- _Supplied passage_:
# # #

Hello, Merv.
Yes, it's true that theology can be manipulated to support the right as well
as the left. I agree that the manipulation is bad, whether the
motivation comes from one end of the spectrum or the other. I don't think
that Christianity as such is either right-wing or left-wing; rather, it
confounds all such easy categorizations and presents a more subtle and
complex view of social life in which neither private acquisitiveness nor
statist central control is the determining factor of communal life.
However, the danger of subjugating theology to the "right" (as sometimes
happens in the USA) is only a theoretical problem in Canada, since the
theology of the mainstream churches (along with the media, the courts, the
educational system, and for the most part the federal government), has been
increasingly controlled by the leftist intelligentsia throughout most of the
period from 1968 (hint, hint) to the present.

# # #

- _Given problem a_: In the letter to Merv, from what year does the writer say the leftist intelligentsia has increasingly controlled Canada's mainstream church theology?

# # #

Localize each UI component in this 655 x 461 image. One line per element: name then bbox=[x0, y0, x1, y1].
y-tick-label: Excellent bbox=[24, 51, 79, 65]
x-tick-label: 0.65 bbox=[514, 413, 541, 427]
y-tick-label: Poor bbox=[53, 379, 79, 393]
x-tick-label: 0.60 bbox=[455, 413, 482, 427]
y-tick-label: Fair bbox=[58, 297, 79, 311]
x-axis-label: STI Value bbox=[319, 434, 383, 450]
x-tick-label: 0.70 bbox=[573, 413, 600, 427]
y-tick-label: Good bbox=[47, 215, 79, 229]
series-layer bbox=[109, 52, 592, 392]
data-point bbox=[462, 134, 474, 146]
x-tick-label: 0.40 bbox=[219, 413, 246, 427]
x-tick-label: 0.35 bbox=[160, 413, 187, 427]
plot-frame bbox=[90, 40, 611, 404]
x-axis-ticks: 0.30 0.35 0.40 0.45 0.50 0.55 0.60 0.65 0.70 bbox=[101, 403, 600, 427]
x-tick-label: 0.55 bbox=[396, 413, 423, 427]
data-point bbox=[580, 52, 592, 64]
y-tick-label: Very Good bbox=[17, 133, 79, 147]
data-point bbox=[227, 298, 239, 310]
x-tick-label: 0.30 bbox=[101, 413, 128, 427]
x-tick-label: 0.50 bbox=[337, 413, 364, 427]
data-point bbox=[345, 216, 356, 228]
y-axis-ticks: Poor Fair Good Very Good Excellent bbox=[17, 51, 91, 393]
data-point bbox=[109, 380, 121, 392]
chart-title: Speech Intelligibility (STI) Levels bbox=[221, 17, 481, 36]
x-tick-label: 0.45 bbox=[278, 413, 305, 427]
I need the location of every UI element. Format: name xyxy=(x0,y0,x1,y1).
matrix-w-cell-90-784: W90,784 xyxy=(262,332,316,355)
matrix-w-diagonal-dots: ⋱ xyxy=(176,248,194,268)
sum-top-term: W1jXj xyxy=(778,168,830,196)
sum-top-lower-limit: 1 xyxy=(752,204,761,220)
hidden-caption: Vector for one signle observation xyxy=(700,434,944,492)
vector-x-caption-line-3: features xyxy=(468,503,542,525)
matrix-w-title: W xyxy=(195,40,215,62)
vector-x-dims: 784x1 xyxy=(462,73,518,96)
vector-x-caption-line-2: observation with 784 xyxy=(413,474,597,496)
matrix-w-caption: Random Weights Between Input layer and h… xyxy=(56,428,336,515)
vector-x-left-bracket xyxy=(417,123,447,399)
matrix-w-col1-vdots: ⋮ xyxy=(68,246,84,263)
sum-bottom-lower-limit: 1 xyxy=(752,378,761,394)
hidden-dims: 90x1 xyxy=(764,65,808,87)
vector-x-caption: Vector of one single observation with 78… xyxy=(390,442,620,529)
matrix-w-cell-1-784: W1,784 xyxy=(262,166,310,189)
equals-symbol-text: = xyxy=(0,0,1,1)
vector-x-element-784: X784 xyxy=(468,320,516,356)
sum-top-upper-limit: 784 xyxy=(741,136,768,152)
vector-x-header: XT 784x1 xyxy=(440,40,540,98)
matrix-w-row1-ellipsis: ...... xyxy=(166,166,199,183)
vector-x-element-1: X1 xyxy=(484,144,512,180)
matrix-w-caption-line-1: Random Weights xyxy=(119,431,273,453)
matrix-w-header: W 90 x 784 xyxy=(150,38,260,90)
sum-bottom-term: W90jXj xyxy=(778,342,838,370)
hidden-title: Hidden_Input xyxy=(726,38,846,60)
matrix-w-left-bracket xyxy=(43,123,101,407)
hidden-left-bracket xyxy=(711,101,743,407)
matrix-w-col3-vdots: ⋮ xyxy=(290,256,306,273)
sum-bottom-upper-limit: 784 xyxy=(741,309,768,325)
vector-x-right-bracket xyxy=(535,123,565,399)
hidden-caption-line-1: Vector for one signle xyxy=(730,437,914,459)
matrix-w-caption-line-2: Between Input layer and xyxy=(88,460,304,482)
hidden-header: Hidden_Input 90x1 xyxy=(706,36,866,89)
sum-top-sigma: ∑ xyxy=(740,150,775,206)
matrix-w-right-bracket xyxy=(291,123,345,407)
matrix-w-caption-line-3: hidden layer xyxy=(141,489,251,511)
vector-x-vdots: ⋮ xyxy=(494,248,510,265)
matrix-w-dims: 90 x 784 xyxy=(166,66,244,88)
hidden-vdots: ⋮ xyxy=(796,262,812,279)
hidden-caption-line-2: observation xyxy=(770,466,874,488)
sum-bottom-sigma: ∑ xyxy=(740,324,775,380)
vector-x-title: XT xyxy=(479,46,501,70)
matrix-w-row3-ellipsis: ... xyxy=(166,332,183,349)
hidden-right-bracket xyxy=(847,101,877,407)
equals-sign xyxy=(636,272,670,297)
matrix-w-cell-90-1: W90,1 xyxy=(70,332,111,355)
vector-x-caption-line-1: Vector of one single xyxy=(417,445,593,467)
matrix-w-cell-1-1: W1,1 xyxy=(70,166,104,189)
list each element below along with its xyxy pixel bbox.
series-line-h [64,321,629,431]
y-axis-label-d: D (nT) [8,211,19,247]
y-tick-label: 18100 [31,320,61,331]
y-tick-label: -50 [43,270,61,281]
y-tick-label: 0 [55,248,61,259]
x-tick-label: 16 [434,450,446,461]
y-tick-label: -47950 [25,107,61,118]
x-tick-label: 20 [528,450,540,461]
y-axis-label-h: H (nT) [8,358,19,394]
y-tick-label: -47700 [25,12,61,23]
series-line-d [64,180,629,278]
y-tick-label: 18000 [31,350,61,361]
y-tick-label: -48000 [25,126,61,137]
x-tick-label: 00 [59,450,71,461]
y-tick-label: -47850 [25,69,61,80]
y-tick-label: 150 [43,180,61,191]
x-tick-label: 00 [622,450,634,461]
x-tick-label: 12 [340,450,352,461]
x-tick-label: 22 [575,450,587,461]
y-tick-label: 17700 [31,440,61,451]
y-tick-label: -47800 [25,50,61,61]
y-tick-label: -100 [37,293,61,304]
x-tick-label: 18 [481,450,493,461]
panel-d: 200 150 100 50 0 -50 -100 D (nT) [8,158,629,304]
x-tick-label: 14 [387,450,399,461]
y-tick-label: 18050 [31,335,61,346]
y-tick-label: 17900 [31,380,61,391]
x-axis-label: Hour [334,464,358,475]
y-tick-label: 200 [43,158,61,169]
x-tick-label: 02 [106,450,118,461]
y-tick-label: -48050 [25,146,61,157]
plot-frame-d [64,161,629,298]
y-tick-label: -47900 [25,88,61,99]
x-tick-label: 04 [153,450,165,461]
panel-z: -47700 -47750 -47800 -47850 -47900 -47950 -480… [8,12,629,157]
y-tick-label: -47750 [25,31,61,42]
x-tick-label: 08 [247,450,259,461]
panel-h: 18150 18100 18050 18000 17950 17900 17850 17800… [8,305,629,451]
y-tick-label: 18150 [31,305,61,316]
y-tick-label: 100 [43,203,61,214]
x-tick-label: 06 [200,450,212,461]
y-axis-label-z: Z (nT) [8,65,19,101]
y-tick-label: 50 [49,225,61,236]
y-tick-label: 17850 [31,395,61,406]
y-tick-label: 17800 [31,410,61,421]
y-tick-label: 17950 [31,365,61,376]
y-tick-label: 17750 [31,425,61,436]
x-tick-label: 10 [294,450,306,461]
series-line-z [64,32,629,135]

# # #

- _Given problem b_: Reproduce the records verbatim, starting at their first line and ending with the line that contains "x-tick-label: 0.70 bbox=[573, 413, 600, 427]", both included.

- _Exercise answer a_: From 1968 to the present.

- _Exercise answer b_:
Localize each UI component in this 655 x 461 image. One line per element: name then bbox=[x0, y0, x1, y1].
y-tick-label: Excellent bbox=[24, 51, 79, 65]
x-tick-label: 0.65 bbox=[514, 413, 541, 427]
y-tick-label: Poor bbox=[53, 379, 79, 393]
x-tick-label: 0.60 bbox=[455, 413, 482, 427]
y-tick-label: Fair bbox=[58, 297, 79, 311]
x-axis-label: STI Value bbox=[319, 434, 383, 450]
x-tick-label: 0.70 bbox=[573, 413, 600, 427]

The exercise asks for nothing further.